DATA EXCERPTS>
* begin *

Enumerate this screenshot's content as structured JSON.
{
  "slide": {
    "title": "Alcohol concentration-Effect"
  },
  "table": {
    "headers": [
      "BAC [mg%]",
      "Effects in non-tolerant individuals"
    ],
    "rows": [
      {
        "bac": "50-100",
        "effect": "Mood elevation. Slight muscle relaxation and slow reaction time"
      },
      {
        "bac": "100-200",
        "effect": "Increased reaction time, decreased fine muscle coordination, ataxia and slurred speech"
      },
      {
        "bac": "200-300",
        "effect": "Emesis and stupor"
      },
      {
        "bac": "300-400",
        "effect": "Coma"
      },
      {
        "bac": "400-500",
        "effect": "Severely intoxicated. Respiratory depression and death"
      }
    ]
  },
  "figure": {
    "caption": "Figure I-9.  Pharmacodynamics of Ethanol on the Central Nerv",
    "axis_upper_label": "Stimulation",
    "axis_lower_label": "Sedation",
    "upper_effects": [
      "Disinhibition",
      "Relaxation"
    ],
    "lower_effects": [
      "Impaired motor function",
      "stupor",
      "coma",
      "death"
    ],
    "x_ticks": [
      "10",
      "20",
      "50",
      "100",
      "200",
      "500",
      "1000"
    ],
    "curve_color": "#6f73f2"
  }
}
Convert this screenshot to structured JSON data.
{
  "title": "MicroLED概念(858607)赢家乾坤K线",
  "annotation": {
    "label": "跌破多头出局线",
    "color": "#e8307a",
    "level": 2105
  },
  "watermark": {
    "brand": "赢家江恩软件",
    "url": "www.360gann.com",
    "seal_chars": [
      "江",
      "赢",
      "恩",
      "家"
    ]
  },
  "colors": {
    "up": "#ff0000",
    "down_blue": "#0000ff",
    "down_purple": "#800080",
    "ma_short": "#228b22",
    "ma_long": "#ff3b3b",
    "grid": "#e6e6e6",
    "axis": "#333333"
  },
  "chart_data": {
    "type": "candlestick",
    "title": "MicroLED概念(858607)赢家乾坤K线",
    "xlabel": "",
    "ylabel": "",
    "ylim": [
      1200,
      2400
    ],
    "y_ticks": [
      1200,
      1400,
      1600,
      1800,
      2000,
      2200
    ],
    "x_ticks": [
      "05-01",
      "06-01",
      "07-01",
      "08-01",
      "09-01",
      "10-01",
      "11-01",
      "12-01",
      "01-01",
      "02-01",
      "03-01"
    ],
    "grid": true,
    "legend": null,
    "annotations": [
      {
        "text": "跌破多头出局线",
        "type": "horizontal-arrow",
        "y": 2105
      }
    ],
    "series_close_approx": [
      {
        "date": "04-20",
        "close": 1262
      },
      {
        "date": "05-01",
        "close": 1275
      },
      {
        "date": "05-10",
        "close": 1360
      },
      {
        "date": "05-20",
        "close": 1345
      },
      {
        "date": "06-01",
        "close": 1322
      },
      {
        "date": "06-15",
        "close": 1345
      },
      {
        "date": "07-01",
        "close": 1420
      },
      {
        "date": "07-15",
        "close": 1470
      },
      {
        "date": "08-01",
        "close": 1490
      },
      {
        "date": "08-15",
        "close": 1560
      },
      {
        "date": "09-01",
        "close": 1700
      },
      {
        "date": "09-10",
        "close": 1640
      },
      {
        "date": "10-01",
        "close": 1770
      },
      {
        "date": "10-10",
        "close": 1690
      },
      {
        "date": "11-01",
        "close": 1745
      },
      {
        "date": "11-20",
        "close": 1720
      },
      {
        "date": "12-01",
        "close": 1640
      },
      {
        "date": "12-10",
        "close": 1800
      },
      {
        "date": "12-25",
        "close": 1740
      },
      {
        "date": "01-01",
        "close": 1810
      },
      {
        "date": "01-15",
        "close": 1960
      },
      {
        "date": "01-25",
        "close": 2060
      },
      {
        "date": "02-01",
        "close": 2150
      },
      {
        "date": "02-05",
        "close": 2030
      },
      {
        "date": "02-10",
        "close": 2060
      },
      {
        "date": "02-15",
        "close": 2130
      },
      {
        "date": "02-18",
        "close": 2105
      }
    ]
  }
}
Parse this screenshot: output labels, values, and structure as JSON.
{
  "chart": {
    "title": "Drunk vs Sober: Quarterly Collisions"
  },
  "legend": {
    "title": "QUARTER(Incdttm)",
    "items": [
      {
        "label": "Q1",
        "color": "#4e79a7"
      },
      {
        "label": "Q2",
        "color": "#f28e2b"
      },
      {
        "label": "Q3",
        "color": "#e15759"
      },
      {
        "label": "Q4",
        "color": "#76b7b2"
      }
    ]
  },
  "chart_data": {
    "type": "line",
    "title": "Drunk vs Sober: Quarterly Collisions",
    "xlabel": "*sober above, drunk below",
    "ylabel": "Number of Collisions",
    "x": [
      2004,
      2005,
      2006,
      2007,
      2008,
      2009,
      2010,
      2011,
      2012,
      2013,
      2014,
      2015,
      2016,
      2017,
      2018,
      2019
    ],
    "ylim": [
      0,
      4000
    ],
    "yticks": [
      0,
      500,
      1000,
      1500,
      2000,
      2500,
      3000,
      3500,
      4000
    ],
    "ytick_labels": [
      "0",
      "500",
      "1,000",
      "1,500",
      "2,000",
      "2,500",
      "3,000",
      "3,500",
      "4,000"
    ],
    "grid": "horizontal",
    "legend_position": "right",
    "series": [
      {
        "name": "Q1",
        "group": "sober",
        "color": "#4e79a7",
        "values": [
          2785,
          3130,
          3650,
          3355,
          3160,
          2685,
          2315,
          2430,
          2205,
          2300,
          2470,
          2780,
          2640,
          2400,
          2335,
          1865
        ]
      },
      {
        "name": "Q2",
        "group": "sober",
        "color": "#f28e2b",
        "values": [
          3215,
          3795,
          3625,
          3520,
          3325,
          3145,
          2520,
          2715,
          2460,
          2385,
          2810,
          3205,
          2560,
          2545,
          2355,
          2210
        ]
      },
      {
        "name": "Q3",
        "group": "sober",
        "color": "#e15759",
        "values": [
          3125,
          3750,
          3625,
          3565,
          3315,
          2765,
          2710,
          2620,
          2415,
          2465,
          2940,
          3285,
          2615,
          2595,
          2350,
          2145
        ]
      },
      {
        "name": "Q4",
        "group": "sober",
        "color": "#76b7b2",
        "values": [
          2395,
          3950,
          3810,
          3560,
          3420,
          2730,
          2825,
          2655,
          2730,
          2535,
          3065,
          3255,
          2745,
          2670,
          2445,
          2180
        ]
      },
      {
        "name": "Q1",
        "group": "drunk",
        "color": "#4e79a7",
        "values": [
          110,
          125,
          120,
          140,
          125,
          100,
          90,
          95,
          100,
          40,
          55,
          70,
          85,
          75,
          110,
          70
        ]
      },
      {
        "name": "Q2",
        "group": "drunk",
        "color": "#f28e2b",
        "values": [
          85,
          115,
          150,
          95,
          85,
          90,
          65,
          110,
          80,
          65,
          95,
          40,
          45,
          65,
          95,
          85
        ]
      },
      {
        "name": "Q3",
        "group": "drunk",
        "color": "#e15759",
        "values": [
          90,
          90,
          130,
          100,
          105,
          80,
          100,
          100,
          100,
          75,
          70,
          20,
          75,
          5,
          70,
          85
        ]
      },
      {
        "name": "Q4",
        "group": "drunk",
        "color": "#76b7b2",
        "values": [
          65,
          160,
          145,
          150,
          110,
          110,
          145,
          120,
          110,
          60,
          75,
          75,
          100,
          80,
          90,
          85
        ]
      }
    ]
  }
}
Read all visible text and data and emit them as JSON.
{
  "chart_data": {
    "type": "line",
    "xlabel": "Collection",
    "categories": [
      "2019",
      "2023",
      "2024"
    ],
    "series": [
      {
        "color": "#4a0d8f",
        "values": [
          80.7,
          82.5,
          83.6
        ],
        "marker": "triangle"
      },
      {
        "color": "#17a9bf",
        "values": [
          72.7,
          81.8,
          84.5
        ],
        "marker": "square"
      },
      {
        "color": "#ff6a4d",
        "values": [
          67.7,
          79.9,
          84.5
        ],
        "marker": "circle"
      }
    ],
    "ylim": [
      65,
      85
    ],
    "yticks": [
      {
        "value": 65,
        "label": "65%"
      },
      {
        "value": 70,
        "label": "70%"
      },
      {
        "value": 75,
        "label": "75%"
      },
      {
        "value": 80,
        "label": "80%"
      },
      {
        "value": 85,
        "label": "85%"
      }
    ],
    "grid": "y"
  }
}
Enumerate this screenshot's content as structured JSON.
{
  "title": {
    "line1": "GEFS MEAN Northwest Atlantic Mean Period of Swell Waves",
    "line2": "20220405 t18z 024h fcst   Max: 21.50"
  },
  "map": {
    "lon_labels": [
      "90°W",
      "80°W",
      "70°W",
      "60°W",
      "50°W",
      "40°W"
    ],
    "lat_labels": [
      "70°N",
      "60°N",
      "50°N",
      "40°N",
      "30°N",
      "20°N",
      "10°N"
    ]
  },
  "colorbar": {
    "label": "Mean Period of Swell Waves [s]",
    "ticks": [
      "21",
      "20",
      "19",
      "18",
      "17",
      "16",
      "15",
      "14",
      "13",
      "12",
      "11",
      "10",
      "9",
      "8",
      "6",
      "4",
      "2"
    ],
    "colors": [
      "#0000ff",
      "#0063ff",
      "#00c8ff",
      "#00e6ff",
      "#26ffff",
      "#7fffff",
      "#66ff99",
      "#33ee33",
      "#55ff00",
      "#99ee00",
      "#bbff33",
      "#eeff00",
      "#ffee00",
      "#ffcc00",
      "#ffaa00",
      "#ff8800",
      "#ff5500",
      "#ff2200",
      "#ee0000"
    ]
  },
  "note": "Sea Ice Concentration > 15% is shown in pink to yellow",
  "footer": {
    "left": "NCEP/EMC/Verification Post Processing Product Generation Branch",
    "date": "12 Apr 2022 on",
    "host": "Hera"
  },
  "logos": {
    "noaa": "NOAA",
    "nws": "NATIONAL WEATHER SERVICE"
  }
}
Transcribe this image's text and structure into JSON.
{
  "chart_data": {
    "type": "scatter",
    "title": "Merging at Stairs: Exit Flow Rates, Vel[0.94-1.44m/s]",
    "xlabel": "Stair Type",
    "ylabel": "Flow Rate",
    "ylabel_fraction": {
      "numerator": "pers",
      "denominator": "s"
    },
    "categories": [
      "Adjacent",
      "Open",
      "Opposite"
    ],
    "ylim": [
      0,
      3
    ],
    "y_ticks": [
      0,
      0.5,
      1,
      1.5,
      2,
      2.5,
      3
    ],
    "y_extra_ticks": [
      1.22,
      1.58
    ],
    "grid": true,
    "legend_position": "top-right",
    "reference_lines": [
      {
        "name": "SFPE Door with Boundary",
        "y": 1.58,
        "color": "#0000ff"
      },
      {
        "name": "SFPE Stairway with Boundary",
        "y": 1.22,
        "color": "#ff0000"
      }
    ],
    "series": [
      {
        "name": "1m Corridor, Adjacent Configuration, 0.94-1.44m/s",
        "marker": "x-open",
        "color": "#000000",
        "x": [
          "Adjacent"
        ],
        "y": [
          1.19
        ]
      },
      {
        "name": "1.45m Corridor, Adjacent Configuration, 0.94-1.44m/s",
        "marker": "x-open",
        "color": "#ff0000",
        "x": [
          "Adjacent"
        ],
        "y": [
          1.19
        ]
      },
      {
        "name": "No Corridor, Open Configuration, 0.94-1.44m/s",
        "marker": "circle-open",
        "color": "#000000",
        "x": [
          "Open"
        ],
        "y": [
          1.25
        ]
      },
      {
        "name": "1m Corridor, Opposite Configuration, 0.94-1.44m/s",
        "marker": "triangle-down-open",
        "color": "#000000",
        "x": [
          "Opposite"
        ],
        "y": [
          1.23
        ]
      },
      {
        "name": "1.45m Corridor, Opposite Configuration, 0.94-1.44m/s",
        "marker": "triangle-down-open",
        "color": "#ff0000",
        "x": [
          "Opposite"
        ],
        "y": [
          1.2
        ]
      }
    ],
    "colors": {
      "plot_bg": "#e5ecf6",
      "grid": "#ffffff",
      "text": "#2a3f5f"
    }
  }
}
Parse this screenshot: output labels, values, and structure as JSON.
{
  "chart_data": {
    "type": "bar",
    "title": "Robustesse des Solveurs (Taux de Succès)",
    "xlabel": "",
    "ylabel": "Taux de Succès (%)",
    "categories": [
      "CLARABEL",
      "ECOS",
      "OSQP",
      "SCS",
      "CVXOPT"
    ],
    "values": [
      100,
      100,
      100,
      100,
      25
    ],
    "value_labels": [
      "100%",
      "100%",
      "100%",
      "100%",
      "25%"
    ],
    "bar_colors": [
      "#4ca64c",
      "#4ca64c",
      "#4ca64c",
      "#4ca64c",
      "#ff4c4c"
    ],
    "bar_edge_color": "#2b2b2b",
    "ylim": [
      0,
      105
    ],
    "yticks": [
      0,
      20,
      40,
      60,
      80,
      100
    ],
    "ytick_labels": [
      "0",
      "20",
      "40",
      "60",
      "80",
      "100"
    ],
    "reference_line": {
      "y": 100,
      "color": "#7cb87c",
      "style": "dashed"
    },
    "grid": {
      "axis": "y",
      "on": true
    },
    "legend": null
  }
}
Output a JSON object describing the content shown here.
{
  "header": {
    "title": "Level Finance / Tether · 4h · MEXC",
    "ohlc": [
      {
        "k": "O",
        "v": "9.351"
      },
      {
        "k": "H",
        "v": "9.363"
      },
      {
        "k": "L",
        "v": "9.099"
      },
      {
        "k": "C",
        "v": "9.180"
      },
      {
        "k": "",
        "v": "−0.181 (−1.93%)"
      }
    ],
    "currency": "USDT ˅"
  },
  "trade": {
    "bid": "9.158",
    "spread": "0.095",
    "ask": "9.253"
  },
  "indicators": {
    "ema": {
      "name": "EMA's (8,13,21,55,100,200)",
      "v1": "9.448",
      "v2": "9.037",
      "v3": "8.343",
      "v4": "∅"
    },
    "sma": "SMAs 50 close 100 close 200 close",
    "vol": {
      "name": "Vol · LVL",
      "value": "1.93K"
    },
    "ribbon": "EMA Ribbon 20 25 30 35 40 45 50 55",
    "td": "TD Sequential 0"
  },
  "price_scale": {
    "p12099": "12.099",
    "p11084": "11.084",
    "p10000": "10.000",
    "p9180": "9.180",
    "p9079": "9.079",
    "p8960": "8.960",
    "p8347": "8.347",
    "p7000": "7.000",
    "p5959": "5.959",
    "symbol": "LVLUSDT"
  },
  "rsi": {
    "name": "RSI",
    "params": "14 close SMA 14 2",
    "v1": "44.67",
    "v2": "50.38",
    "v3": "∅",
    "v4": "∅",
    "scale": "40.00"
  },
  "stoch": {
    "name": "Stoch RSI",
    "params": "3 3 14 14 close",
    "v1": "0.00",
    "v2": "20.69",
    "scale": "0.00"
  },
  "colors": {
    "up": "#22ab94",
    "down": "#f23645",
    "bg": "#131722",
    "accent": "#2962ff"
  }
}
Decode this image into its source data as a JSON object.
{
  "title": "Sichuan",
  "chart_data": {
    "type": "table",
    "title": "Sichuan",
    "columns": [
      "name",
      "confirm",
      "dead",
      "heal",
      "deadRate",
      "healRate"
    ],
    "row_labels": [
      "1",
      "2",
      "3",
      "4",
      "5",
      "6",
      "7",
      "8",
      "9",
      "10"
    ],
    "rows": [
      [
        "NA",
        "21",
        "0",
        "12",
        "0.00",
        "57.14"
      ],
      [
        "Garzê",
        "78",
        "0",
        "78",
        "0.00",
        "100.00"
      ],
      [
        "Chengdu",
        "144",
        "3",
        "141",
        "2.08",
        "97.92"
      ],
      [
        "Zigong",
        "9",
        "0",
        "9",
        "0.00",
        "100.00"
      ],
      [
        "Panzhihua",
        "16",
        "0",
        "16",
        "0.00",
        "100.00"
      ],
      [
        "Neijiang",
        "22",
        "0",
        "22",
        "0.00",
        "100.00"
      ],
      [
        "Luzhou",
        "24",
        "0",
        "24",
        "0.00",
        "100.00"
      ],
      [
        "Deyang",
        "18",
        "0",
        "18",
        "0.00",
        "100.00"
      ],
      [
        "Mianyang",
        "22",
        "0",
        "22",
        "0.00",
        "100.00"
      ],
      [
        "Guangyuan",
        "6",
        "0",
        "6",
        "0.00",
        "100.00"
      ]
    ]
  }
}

* end *

Working from the entries above, return all lines that contain "with".

WORKED SOLUTION>
        "name": "SFPE Door with Boundary",
        "name": "SFPE Stairway with Boundary",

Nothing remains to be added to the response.